▶ **Work to be completed**: Leave out every picture, then transcribe the rest of the listing exactly.

────────────────────

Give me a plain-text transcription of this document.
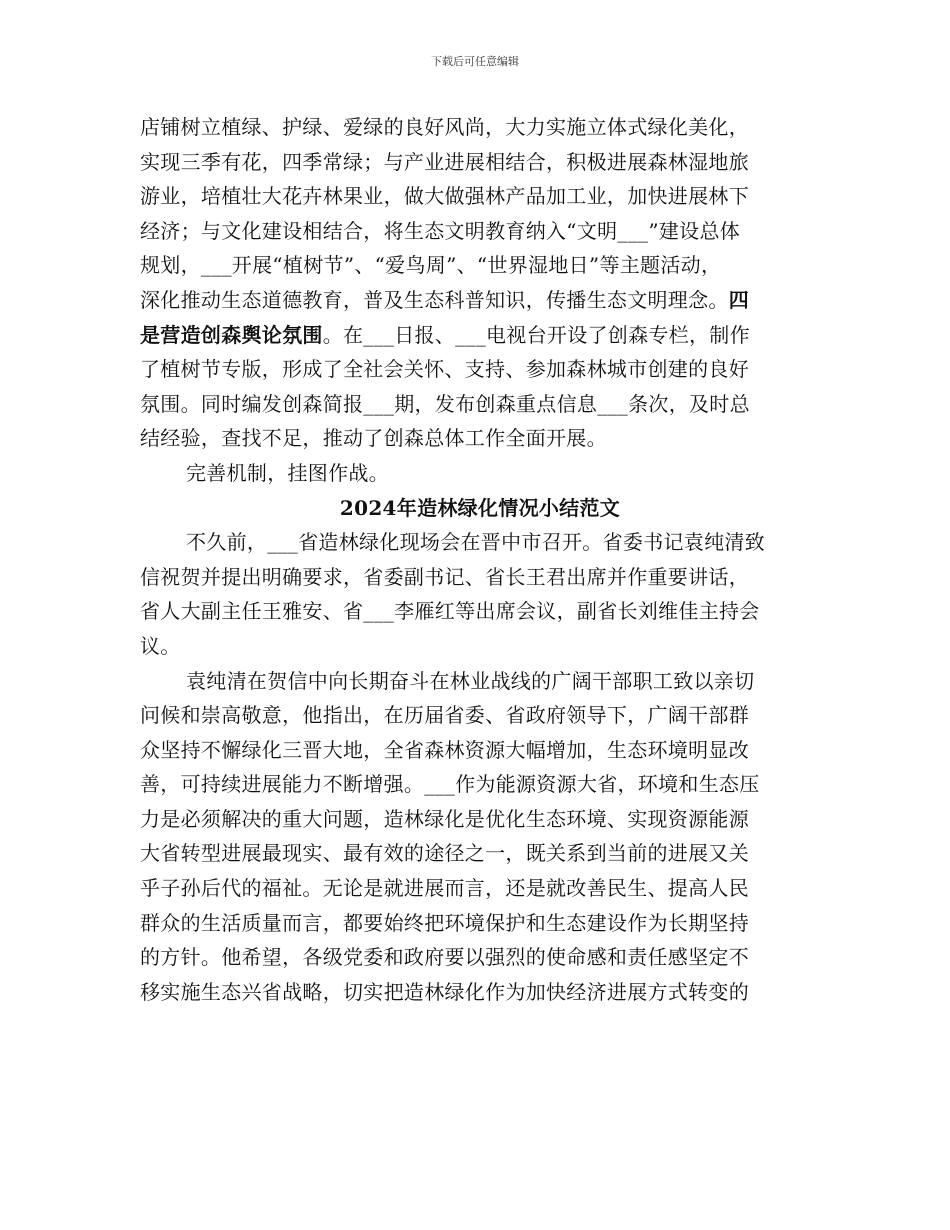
下载后可任意编辑
店铺树立植绿、护绿、爱绿的良好风尚，大力实施立体式绿化美化，
实现三季有花，四季常绿；与产业进展相结合，积极进展森林湿地旅
游业，培植壮大花卉林果业，做大做强林产品加工业，加快进展林下
经济；与文化建设相结合，将生态文明教育纳入“文明___”建设总体
规划，___开展“植树节”、“爱鸟周”、“世界湿地日”等主题活动，
深化推动生态道德教育，普及生态科普知识，传播生态文明理念。四
是营造创森舆论氛围。在___日报、___电视台开设了创森专栏，制作
了植树节专版，形成了全社会关怀、支持、参加森林城市创建的良好
氛围。同时编发创森简报___期，发布创森重点信息___条次，及时总
结经验，查找不足，推动了创森总体工作全面开展。
完善机制，挂图作战。
2024年造林绿化情况小结范文
不久前，___省造林绿化现场会在晋中市召开。省委书记袁纯清致
信祝贺并提出明确要求，省委副书记、省长王君出席并作重要讲话，
省人大副主任王雅安、省___李雁红等出席会议，副省长刘维佳主持会
议。
袁纯清在贺信中向长期奋斗在林业战线的广阔干部职工致以亲切
问候和崇高敬意，他指出，在历届省委、省政府领导下，广阔干部群
众坚持不懈绿化三晋大地，全省森林资源大幅增加，生态环境明显改
善，可持续进展能力不断增强。___作为能源资源大省，环境和生态压
力是必须解决的重大问题，造林绿化是优化生态环境、实现资源能源
大省转型进展最现实、最有效的途径之一，既关系到当前的进展又关
乎子孙后代的福祉。无论是就进展而言，还是就改善民生、提高人民
群众的生活质量而言，都要始终把环境保护和生态建设作为长期坚持
的方针。他希望，各级党委和政府要以强烈的使命感和责任感坚定不
移实施生态兴省战略，切实把造林绿化作为加快经济进展方式转变的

────────────────────

▶ **Result of this task**:
Give me a plain-text transcription of this document.
下载后可任意编辑
店铺树立植绿、护绿、爱绿的良好风尚，大力实施立体式绿化美化，
实现三季有花，四季常绿；与产业进展相结合，积极进展森林湿地旅
游业，培植壮大花卉林果业，做大做强林产品加工业，加快进展林下
经济；与文化建设相结合，将生态文明教育纳入“文明___”建设总体
规划，___开展“植树节”、“爱鸟周”、“世界湿地日”等主题活动，
深化推动生态道德教育，普及生态科普知识，传播生态文明理念。四
是营造创森舆论氛围。在___日报、___电视台开设了创森专栏，制作
了植树节专版，形成了全社会关怀、支持、参加森林城市创建的良好
氛围。同时编发创森简报___期，发布创森重点信息___条次，及时总
结经验，查找不足，推动了创森总体工作全面开展。
完善机制，挂图作战。
2024年造林绿化情况小结范文
不久前，___省造林绿化现场会在晋中市召开。省委书记袁纯清致
信祝贺并提出明确要求，省委副书记、省长王君出席并作重要讲话，
省人大副主任王雅安、省___李雁红等出席会议，副省长刘维佳主持会
议。
袁纯清在贺信中向长期奋斗在林业战线的广阔干部职工致以亲切
问候和崇高敬意，他指出，在历届省委、省政府领导下，广阔干部群
众坚持不懈绿化三晋大地，全省森林资源大幅增加，生态环境明显改
善，可持续进展能力不断增强。___作为能源资源大省，环境和生态压
力是必须解决的重大问题，造林绿化是优化生态环境、实现资源能源
大省转型进展最现实、最有效的途径之一，既关系到当前的进展又关
乎子孙后代的福祉。无论是就进展而言，还是就改善民生、提高人民
群众的生活质量而言，都要始终把环境保护和生态建设作为长期坚持
的方针。他希望，各级党委和政府要以强烈的使命感和责任感坚定不
移实施生态兴省战略，切实把造林绿化作为加快经济进展方式转变的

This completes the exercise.